BEGIN
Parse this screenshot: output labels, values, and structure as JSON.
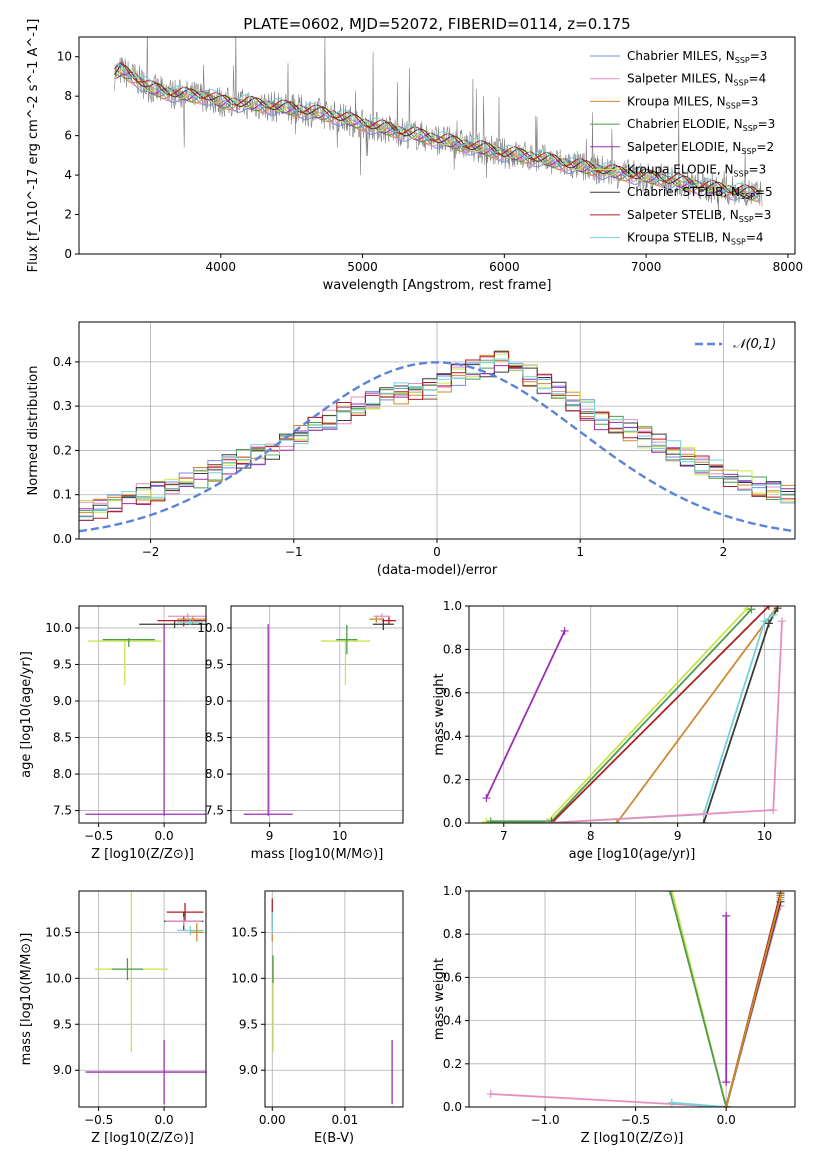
{
  "figure": {
    "title": "PLATE=0602, MJD=52072, FIBERID=0114, z=0.175"
  },
  "colors": {
    "chabrier_miles": "#6f8fe0",
    "salpeter_miles": "#e58fbf",
    "kroupa_miles": "#d08a2e",
    "chabrier_elodie": "#4f9b4f",
    "salpeter_elodie": "#9c2fb5",
    "kroupa_elodie": "#c6e64a",
    "chabrier_stelib": "#3a3a3a",
    "salpeter_stelib": "#b01f22",
    "kroupa_stelib": "#74d2d6",
    "spectrum": "#808080",
    "normal": "#5b84d8",
    "grid": "#b0b0b0"
  },
  "chart_data": [
    {
      "id": "spectrum",
      "type": "line",
      "title": "PLATE=0602, MJD=52072, FIBERID=0114, z=0.175",
      "xlabel": "wavelength [Angstrom, rest frame]",
      "ylabel": "Flux [f_λ10^-17 erg cm^-2 s^-1 A^-1]",
      "xlim": [
        3000,
        8050
      ],
      "ylim": [
        0,
        11
      ],
      "xticks": [
        4000,
        5000,
        6000,
        7000,
        8000
      ],
      "yticks": [
        0,
        2,
        4,
        6,
        8,
        10
      ],
      "grid": false,
      "legend_position": "top-right",
      "model_x": [
        3250,
        3300,
        3400,
        3500,
        3600,
        3700,
        3800,
        3900,
        4000,
        4200,
        4400,
        4600,
        4800,
        5000,
        5200,
        5400,
        5600,
        5800,
        6000,
        6200,
        6400,
        6600,
        6800,
        7000,
        7200,
        7400,
        7600,
        7800
      ],
      "model_y": [
        9.1,
        9.3,
        8.9,
        8.4,
        8.2,
        8.1,
        8.0,
        8.0,
        7.7,
        7.6,
        7.45,
        7.25,
        7.0,
        6.6,
        6.3,
        6.0,
        5.7,
        5.4,
        5.1,
        4.9,
        4.6,
        4.35,
        4.1,
        3.9,
        3.7,
        3.4,
        3.2,
        3.0
      ],
      "series": [
        {
          "name": "Chabrier MILES",
          "nssp": "3",
          "color_key": "chabrier_miles"
        },
        {
          "name": "Salpeter MILES",
          "nssp": "4",
          "color_key": "salpeter_miles"
        },
        {
          "name": "Kroupa MILES",
          "nssp": "3",
          "color_key": "kroupa_miles"
        },
        {
          "name": "Chabrier ELODIE",
          "nssp": "3",
          "color_key": "chabrier_elodie"
        },
        {
          "name": "Salpeter ELODIE",
          "nssp": "2",
          "color_key": "salpeter_elodie"
        },
        {
          "name": "Kroupa ELODIE",
          "nssp": "3",
          "color_key": "kroupa_elodie"
        },
        {
          "name": "Chabrier STELIB",
          "nssp": "5",
          "color_key": "chabrier_stelib"
        },
        {
          "name": "Salpeter STELIB",
          "nssp": "3",
          "color_key": "salpeter_stelib"
        },
        {
          "name": "Kroupa STELIB",
          "nssp": "4",
          "color_key": "kroupa_stelib"
        }
      ]
    },
    {
      "id": "residual_hist",
      "type": "line",
      "xlabel": "(data-model)/error",
      "ylabel": "Normed distribution",
      "xlim": [
        -2.5,
        2.5
      ],
      "ylim": [
        0,
        0.49
      ],
      "xticks": [
        -2,
        -1,
        0,
        1,
        2
      ],
      "yticks": [
        0.0,
        0.1,
        0.2,
        0.3,
        0.4
      ],
      "grid": true,
      "legend_position": "top-right",
      "reference_curve": {
        "name": "𝒩(0,1)",
        "mean": 0,
        "sigma": 1
      },
      "bin_edges_start": -2.5,
      "bin_width": 0.1,
      "base_profile": [
        0.065,
        0.07,
        0.08,
        0.09,
        0.1,
        0.11,
        0.12,
        0.13,
        0.14,
        0.155,
        0.17,
        0.18,
        0.19,
        0.205,
        0.22,
        0.24,
        0.255,
        0.27,
        0.285,
        0.3,
        0.31,
        0.32,
        0.33,
        0.335,
        0.34,
        0.35,
        0.37,
        0.38,
        0.39,
        0.4,
        0.39,
        0.37,
        0.35,
        0.33,
        0.31,
        0.29,
        0.27,
        0.26,
        0.245,
        0.23,
        0.215,
        0.2,
        0.185,
        0.17,
        0.155,
        0.14,
        0.13,
        0.12,
        0.11,
        0.1
      ]
    },
    {
      "id": "age_vs_Z",
      "type": "scatter",
      "xlabel": "Z [log10(Z/Z⊙)]",
      "ylabel": "age [log10(age/yr)]",
      "xlim": [
        -0.65,
        0.32
      ],
      "ylim": [
        7.33,
        10.3
      ],
      "xticks": [
        -0.5,
        0.0
      ],
      "yticks": [
        7.5,
        8.0,
        8.5,
        9.0,
        9.5,
        10.0
      ],
      "grid": true,
      "points": [
        {
          "series": "Salpeter ELODIE",
          "x": 0.0,
          "y": 7.45,
          "xerr": 0.6,
          "yerr_lo": 0.02,
          "yerr_hi": 2.6
        },
        {
          "series": "Kroupa ELODIE",
          "x": -0.3,
          "y": 9.82,
          "xerr": 0.28,
          "yerr_lo": 0.6,
          "yerr_hi": 0.03
        },
        {
          "series": "Chabrier ELODIE",
          "x": -0.27,
          "y": 9.84,
          "xerr": 0.2,
          "yerr_lo": 0.1,
          "yerr_hi": 0.02
        },
        {
          "series": "Chabrier STELIB",
          "x": 0.08,
          "y": 10.05,
          "xerr": 0.27,
          "yerr_lo": 0.05,
          "yerr_hi": 0.05
        },
        {
          "series": "Salpeter STELIB",
          "x": 0.15,
          "y": 10.1,
          "xerr": 0.2,
          "yerr_lo": 0.08,
          "yerr_hi": 0.06
        },
        {
          "series": "Kroupa MILES",
          "x": 0.22,
          "y": 10.12,
          "xerr": 0.12,
          "yerr_lo": 0.06,
          "yerr_hi": 0.05
        },
        {
          "series": "Salpeter MILES",
          "x": 0.18,
          "y": 10.16,
          "xerr": 0.15,
          "yerr_lo": 0.04,
          "yerr_hi": 0.04
        },
        {
          "series": "Kroupa STELIB",
          "x": 0.2,
          "y": 10.08,
          "xerr": 0.1,
          "yerr_lo": 0.04,
          "yerr_hi": 0.04
        }
      ]
    },
    {
      "id": "age_vs_mass",
      "type": "scatter",
      "xlabel": "mass [log10(M/M⊙)]",
      "ylabel": "",
      "xlim": [
        8.45,
        10.9
      ],
      "ylim": [
        7.33,
        10.3
      ],
      "xticks": [
        9,
        10
      ],
      "yticks": [
        7.5,
        8.0,
        8.5,
        9.0,
        9.5,
        10.0
      ],
      "grid": true,
      "points": [
        {
          "series": "Salpeter ELODIE",
          "x": 8.98,
          "y": 7.45,
          "xerr": 0.35,
          "yerr_lo": 0.02,
          "yerr_hi": 2.6
        },
        {
          "series": "Kroupa ELODIE",
          "x": 10.08,
          "y": 9.82,
          "xerr": 0.35,
          "yerr_lo": 0.6,
          "yerr_hi": 0.03
        },
        {
          "series": "Chabrier ELODIE",
          "x": 10.1,
          "y": 9.84,
          "xerr": 0.15,
          "yerr_lo": 0.2,
          "yerr_hi": 0.2
        },
        {
          "series": "Chabrier STELIB",
          "x": 10.62,
          "y": 10.05,
          "xerr": 0.15,
          "yerr_lo": 0.08,
          "yerr_hi": 0.08
        },
        {
          "series": "Salpeter STELIB",
          "x": 10.7,
          "y": 10.1,
          "xerr": 0.1,
          "yerr_lo": 0.05,
          "yerr_hi": 0.05
        },
        {
          "series": "Kroupa MILES",
          "x": 10.52,
          "y": 10.12,
          "xerr": 0.1,
          "yerr_lo": 0.05,
          "yerr_hi": 0.05
        },
        {
          "series": "Salpeter MILES",
          "x": 10.6,
          "y": 10.16,
          "xerr": 0.12,
          "yerr_lo": 0.04,
          "yerr_hi": 0.04
        }
      ]
    },
    {
      "id": "massweight_vs_age",
      "type": "line",
      "xlabel": "age [log10(age/yr)]",
      "ylabel": "mass weight",
      "xlim": [
        6.6,
        10.35
      ],
      "ylim": [
        0,
        1.0
      ],
      "xticks": [
        7,
        8,
        9,
        10
      ],
      "yticks": [
        0.0,
        0.2,
        0.4,
        0.6,
        0.8,
        1.0
      ],
      "grid": true,
      "series": [
        {
          "name": "Salpeter ELODIE",
          "x": [
            6.8,
            7.7
          ],
          "y": [
            0.115,
            0.885
          ]
        },
        {
          "name": "Kroupa ELODIE",
          "x": [
            6.8,
            7.5,
            9.8
          ],
          "y": [
            0.005,
            0.005,
            0.99
          ]
        },
        {
          "name": "Chabrier ELODIE",
          "x": [
            6.85,
            7.55,
            9.85
          ],
          "y": [
            0.008,
            0.008,
            0.985
          ]
        },
        {
          "name": "Salpeter STELIB",
          "x": [
            7.55,
            10.05
          ],
          "y": [
            0.0,
            1.0
          ]
        },
        {
          "name": "Kroupa MILES",
          "x": [
            8.3,
            10.15
          ],
          "y": [
            0.0,
            1.0
          ]
        },
        {
          "name": "Chabrier STELIB",
          "x": [
            9.3,
            10.05,
            10.15
          ],
          "y": [
            0.0,
            0.92,
            0.99
          ]
        },
        {
          "name": "Kroupa STELIB",
          "x": [
            7.5,
            9.3,
            10.0,
            10.1
          ],
          "y": [
            0.0,
            0.04,
            0.93,
            0.96
          ]
        },
        {
          "name": "Salpeter MILES",
          "x": [
            7.5,
            10.1,
            10.2
          ],
          "y": [
            0.0,
            0.06,
            0.93
          ]
        }
      ]
    },
    {
      "id": "mass_vs_Z",
      "type": "scatter",
      "xlabel": "Z [log10(Z/Z⊙)]",
      "ylabel": "mass [log10(M/M⊙)]",
      "xlim": [
        -0.65,
        0.32
      ],
      "ylim": [
        8.6,
        10.95
      ],
      "xticks": [
        -0.5,
        0.0
      ],
      "yticks": [
        9.0,
        9.5,
        10.0,
        10.5
      ],
      "grid": true,
      "points": [
        {
          "series": "Salpeter ELODIE",
          "x": 0.0,
          "y": 8.98,
          "xerr": 0.6,
          "yerr": 0.35
        },
        {
          "series": "Kroupa ELODIE",
          "x": -0.25,
          "y": 10.1,
          "xerr": 0.28,
          "yerr": 0.9
        },
        {
          "series": "Chabrier ELODIE",
          "x": -0.28,
          "y": 10.1,
          "xerr": 0.12,
          "yerr": 0.12
        },
        {
          "series": "Salpeter STELIB",
          "x": 0.16,
          "y": 10.72,
          "xerr": 0.14,
          "yerr": 0.1
        },
        {
          "series": "Chabrier STELIB",
          "x": 0.15,
          "y": 10.62,
          "xerr": 0.15,
          "yerr": 0.1
        },
        {
          "series": "Salpeter MILES",
          "x": 0.15,
          "y": 10.62,
          "xerr": 0.14,
          "yerr": 0.05
        },
        {
          "series": "Kroupa STELIB",
          "x": 0.2,
          "y": 10.52,
          "xerr": 0.1,
          "yerr": 0.05
        },
        {
          "series": "Kroupa MILES",
          "x": 0.25,
          "y": 10.5,
          "xerr": 0.05,
          "yerr": 0.1
        }
      ]
    },
    {
      "id": "mass_vs_ebv",
      "type": "scatter",
      "xlabel": "E(B-V)",
      "ylabel": "",
      "xlim": [
        -0.001,
        0.018
      ],
      "ylim": [
        8.6,
        10.95
      ],
      "xticks": [
        0.0,
        0.01
      ],
      "yticks": [
        9.0,
        9.5,
        10.0,
        10.5
      ],
      "grid": true,
      "points": [
        {
          "series": "Salpeter ELODIE",
          "x": 0.0165,
          "y": 8.98,
          "yerr": 0.35
        },
        {
          "series": "Kroupa ELODIE",
          "x": 0.0001,
          "y": 9.7,
          "yerr": 0.5
        },
        {
          "series": "Chabrier ELODIE",
          "x": 0.0001,
          "y": 10.1,
          "yerr": 0.15
        },
        {
          "series": "Kroupa MILES",
          "x": 0.0,
          "y": 10.55,
          "yerr": 0.15
        },
        {
          "series": "Salpeter STELIB",
          "x": 0.0,
          "y": 10.72,
          "yerr": 0.15
        },
        {
          "series": "Kroupa STELIB",
          "x": 0.0,
          "y": 10.6,
          "yerr": 0.12
        }
      ]
    },
    {
      "id": "massweight_vs_Z",
      "type": "line",
      "xlabel": "Z [log10(Z/Z⊙)]",
      "ylabel": "mass weight",
      "xlim": [
        -1.42,
        0.38
      ],
      "ylim": [
        0,
        1.0
      ],
      "xticks": [
        -1.0,
        -0.5,
        0.0
      ],
      "yticks": [
        0.0,
        0.2,
        0.4,
        0.6,
        0.8,
        1.0
      ],
      "grid": true,
      "series": [
        {
          "name": "Salpeter ELODIE",
          "x": [
            0.0,
            0.0
          ],
          "y": [
            0.115,
            0.885
          ]
        },
        {
          "name": "Kroupa ELODIE",
          "x": [
            -0.3,
            0.0,
            0.3
          ],
          "y": [
            1.0,
            0.0,
            0.99
          ]
        },
        {
          "name": "Chabrier ELODIE",
          "x": [
            -0.31,
            0.0,
            0.3
          ],
          "y": [
            1.0,
            0.0,
            0.98
          ]
        },
        {
          "name": "Salpeter MILES",
          "x": [
            -1.3,
            0.0,
            0.3
          ],
          "y": [
            0.06,
            0.0,
            0.93
          ]
        },
        {
          "name": "Kroupa STELIB",
          "x": [
            -0.3,
            0.0,
            0.3
          ],
          "y": [
            0.02,
            0.0,
            0.96
          ]
        },
        {
          "name": "Salpeter STELIB",
          "x": [
            0.0,
            0.3
          ],
          "y": [
            0.0,
            0.99
          ]
        },
        {
          "name": "Chabrier STELIB",
          "x": [
            0.0,
            0.3
          ],
          "y": [
            0.0,
            0.95
          ]
        },
        {
          "name": "Kroupa MILES",
          "x": [
            0.0,
            0.3
          ],
          "y": [
            0.0,
            0.97
          ]
        }
      ]
    }
  ]
}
END
• **Short exercise**: Where a line in the material above holds "PLATE", copy that line.

• **Answer to this task**:
    "title": "PLATE=0602, MJD=52072, FIBERID=0114, z=0.175"
      "title": "PLATE=0602, MJD=52072, FIBERID=0114, z=0.175",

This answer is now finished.